>> START Input records

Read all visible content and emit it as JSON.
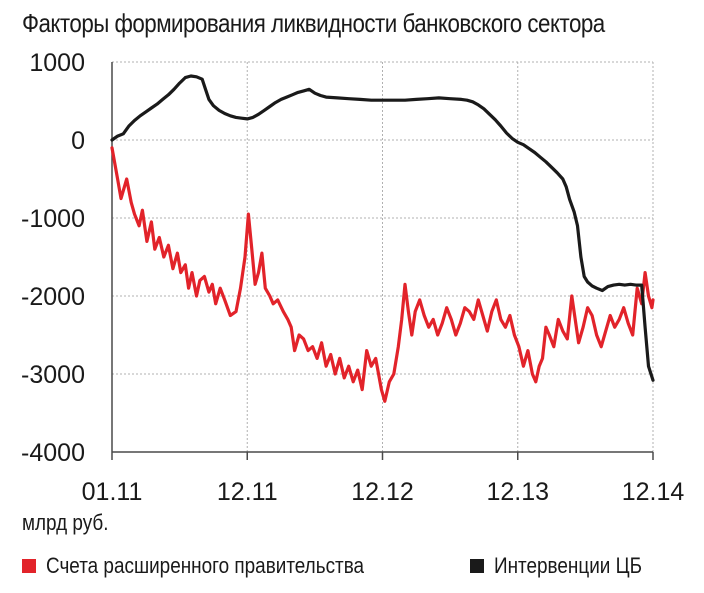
{
  "colors": {
    "government": "#e2232a",
    "cb": "#1a1a1a",
    "grid": "#b0b0b0",
    "axis": "#4a4a4a"
  },
  "chart_data": {
    "type": "line",
    "title": "Факторы формирования ликвидности банковского сектора",
    "ylabel": "млрд руб.",
    "ylim": [
      -4000,
      1000
    ],
    "yticks": [
      "1000",
      "0",
      "-1000",
      "-2000",
      "-3000",
      "-4000"
    ],
    "ytick_values": [
      1000,
      0,
      -1000,
      -2000,
      -3000,
      -4000
    ],
    "xticks": [
      "01.11",
      "12.11",
      "12.12",
      "12.13",
      "12.14"
    ],
    "xlim": [
      0,
      48
    ],
    "grid": true,
    "legend_position": "bottom",
    "series": [
      {
        "name": "Счета расширенного правительства",
        "color": "#e2232a",
        "points": [
          [
            0,
            -100
          ],
          [
            0.5,
            -500
          ],
          [
            0.8,
            -750
          ],
          [
            1.3,
            -500
          ],
          [
            1.7,
            -800
          ],
          [
            2,
            -950
          ],
          [
            2.4,
            -1100
          ],
          [
            2.7,
            -900
          ],
          [
            3.1,
            -1300
          ],
          [
            3.5,
            -1050
          ],
          [
            3.8,
            -1400
          ],
          [
            4.2,
            -1250
          ],
          [
            4.6,
            -1500
          ],
          [
            5,
            -1350
          ],
          [
            5.4,
            -1650
          ],
          [
            5.8,
            -1450
          ],
          [
            6.1,
            -1700
          ],
          [
            6.5,
            -1600
          ],
          [
            6.8,
            -1900
          ],
          [
            7.1,
            -1700
          ],
          [
            7.5,
            -2000
          ],
          [
            7.8,
            -1800
          ],
          [
            8.2,
            -1750
          ],
          [
            8.6,
            -1950
          ],
          [
            8.9,
            -1850
          ],
          [
            9.2,
            -2100
          ],
          [
            9.6,
            -1900
          ],
          [
            10,
            -2050
          ],
          [
            10.5,
            -2250
          ],
          [
            11,
            -2200
          ],
          [
            11.4,
            -1900
          ],
          [
            11.8,
            -1500
          ],
          [
            12.1,
            -950
          ],
          [
            12.4,
            -1400
          ],
          [
            12.7,
            -1850
          ],
          [
            13,
            -1700
          ],
          [
            13.3,
            -1450
          ],
          [
            13.6,
            -1900
          ],
          [
            14,
            -2000
          ],
          [
            14.3,
            -2100
          ],
          [
            14.7,
            -2050
          ],
          [
            15.2,
            -2200
          ],
          [
            15.6,
            -2300
          ],
          [
            15.9,
            -2400
          ],
          [
            16.2,
            -2700
          ],
          [
            16.6,
            -2500
          ],
          [
            17,
            -2550
          ],
          [
            17.4,
            -2700
          ],
          [
            17.8,
            -2650
          ],
          [
            18.2,
            -2800
          ],
          [
            18.6,
            -2600
          ],
          [
            19,
            -2900
          ],
          [
            19.4,
            -2750
          ],
          [
            19.8,
            -3000
          ],
          [
            20.2,
            -2800
          ],
          [
            20.6,
            -3050
          ],
          [
            21,
            -2900
          ],
          [
            21.4,
            -3100
          ],
          [
            21.8,
            -2950
          ],
          [
            22.2,
            -3200
          ],
          [
            22.6,
            -2700
          ],
          [
            23,
            -2900
          ],
          [
            23.4,
            -2800
          ],
          [
            23.9,
            -3200
          ],
          [
            24.2,
            -3350
          ],
          [
            24.6,
            -3100
          ],
          [
            25,
            -3000
          ],
          [
            25.4,
            -2650
          ],
          [
            25.7,
            -2300
          ],
          [
            26,
            -1850
          ],
          [
            26.3,
            -2200
          ],
          [
            26.6,
            -2500
          ],
          [
            26.9,
            -2200
          ],
          [
            27.3,
            -2050
          ],
          [
            27.7,
            -2250
          ],
          [
            28.1,
            -2400
          ],
          [
            28.5,
            -2300
          ],
          [
            28.9,
            -2500
          ],
          [
            29.3,
            -2350
          ],
          [
            29.7,
            -2150
          ],
          [
            30.1,
            -2300
          ],
          [
            30.5,
            -2500
          ],
          [
            30.9,
            -2350
          ],
          [
            31.3,
            -2150
          ],
          [
            31.7,
            -2200
          ],
          [
            32.1,
            -2300
          ],
          [
            32.5,
            -2050
          ],
          [
            32.9,
            -2250
          ],
          [
            33.3,
            -2450
          ],
          [
            33.7,
            -2200
          ],
          [
            34.1,
            -2050
          ],
          [
            34.5,
            -2300
          ],
          [
            34.9,
            -2400
          ],
          [
            35.3,
            -2250
          ],
          [
            35.7,
            -2500
          ],
          [
            36.1,
            -2650
          ],
          [
            36.5,
            -2900
          ],
          [
            36.9,
            -2700
          ],
          [
            37.3,
            -3000
          ],
          [
            37.6,
            -3100
          ],
          [
            37.9,
            -2900
          ],
          [
            38.2,
            -2800
          ],
          [
            38.5,
            -2400
          ],
          [
            38.8,
            -2500
          ],
          [
            39.2,
            -2650
          ],
          [
            39.6,
            -2300
          ],
          [
            40,
            -2450
          ],
          [
            40.4,
            -2550
          ],
          [
            40.8,
            -2000
          ],
          [
            41.1,
            -2300
          ],
          [
            41.4,
            -2600
          ],
          [
            41.8,
            -2400
          ],
          [
            42.2,
            -2150
          ],
          [
            42.6,
            -2250
          ],
          [
            43,
            -2500
          ],
          [
            43.4,
            -2650
          ],
          [
            43.8,
            -2450
          ],
          [
            44.2,
            -2250
          ],
          [
            44.6,
            -2400
          ],
          [
            45,
            -2300
          ],
          [
            45.4,
            -2150
          ],
          [
            45.8,
            -2350
          ],
          [
            46.2,
            -2500
          ],
          [
            46.6,
            -1900
          ],
          [
            47,
            -2100
          ],
          [
            47.3,
            -1700
          ],
          [
            47.6,
            -2000
          ],
          [
            47.9,
            -2150
          ],
          [
            48,
            -2050
          ]
        ]
      },
      {
        "name": "Интервенции ЦБ",
        "color": "#1a1a1a",
        "points": [
          [
            0,
            0
          ],
          [
            0.5,
            50
          ],
          [
            1,
            80
          ],
          [
            1.5,
            180
          ],
          [
            2,
            250
          ],
          [
            2.5,
            310
          ],
          [
            3,
            360
          ],
          [
            3.5,
            410
          ],
          [
            4,
            460
          ],
          [
            4.5,
            520
          ],
          [
            5,
            580
          ],
          [
            5.5,
            650
          ],
          [
            6,
            730
          ],
          [
            6.5,
            800
          ],
          [
            7,
            820
          ],
          [
            7.5,
            810
          ],
          [
            8,
            780
          ],
          [
            8.3,
            650
          ],
          [
            8.6,
            520
          ],
          [
            9,
            440
          ],
          [
            9.5,
            380
          ],
          [
            10,
            340
          ],
          [
            10.5,
            310
          ],
          [
            11,
            290
          ],
          [
            11.5,
            280
          ],
          [
            12,
            270
          ],
          [
            12.5,
            290
          ],
          [
            13,
            330
          ],
          [
            13.5,
            380
          ],
          [
            14,
            430
          ],
          [
            14.5,
            480
          ],
          [
            15,
            520
          ],
          [
            15.5,
            550
          ],
          [
            16,
            580
          ],
          [
            16.5,
            610
          ],
          [
            17,
            630
          ],
          [
            17.5,
            650
          ],
          [
            18,
            600
          ],
          [
            18.5,
            570
          ],
          [
            19,
            550
          ],
          [
            20,
            540
          ],
          [
            21,
            530
          ],
          [
            22,
            520
          ],
          [
            23,
            510
          ],
          [
            24,
            510
          ],
          [
            25,
            510
          ],
          [
            26,
            510
          ],
          [
            27,
            520
          ],
          [
            28,
            530
          ],
          [
            29,
            540
          ],
          [
            30,
            530
          ],
          [
            31,
            520
          ],
          [
            31.5,
            510
          ],
          [
            32,
            490
          ],
          [
            32.5,
            450
          ],
          [
            33,
            400
          ],
          [
            33.5,
            330
          ],
          [
            34,
            260
          ],
          [
            34.5,
            180
          ],
          [
            35,
            90
          ],
          [
            35.5,
            20
          ],
          [
            36,
            -30
          ],
          [
            36.5,
            -60
          ],
          [
            37,
            -110
          ],
          [
            37.5,
            -160
          ],
          [
            38,
            -220
          ],
          [
            38.5,
            -280
          ],
          [
            39,
            -350
          ],
          [
            39.5,
            -420
          ],
          [
            40,
            -500
          ],
          [
            40.3,
            -600
          ],
          [
            40.6,
            -760
          ],
          [
            41,
            -920
          ],
          [
            41.3,
            -1100
          ],
          [
            41.6,
            -1500
          ],
          [
            41.9,
            -1750
          ],
          [
            42.2,
            -1820
          ],
          [
            42.6,
            -1870
          ],
          [
            43,
            -1900
          ],
          [
            43.5,
            -1930
          ],
          [
            44,
            -1880
          ],
          [
            44.5,
            -1860
          ],
          [
            45,
            -1850
          ],
          [
            45.5,
            -1860
          ],
          [
            46,
            -1850
          ],
          [
            46.5,
            -1860
          ],
          [
            47,
            -1860
          ],
          [
            47.3,
            -2400
          ],
          [
            47.6,
            -2900
          ],
          [
            48,
            -3080
          ]
        ]
      }
    ]
  }
}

>> END Input records

#### The problem
For the records above, state how many lines include the string "name", giving the number and nothing else.

#### Answer to the problem
2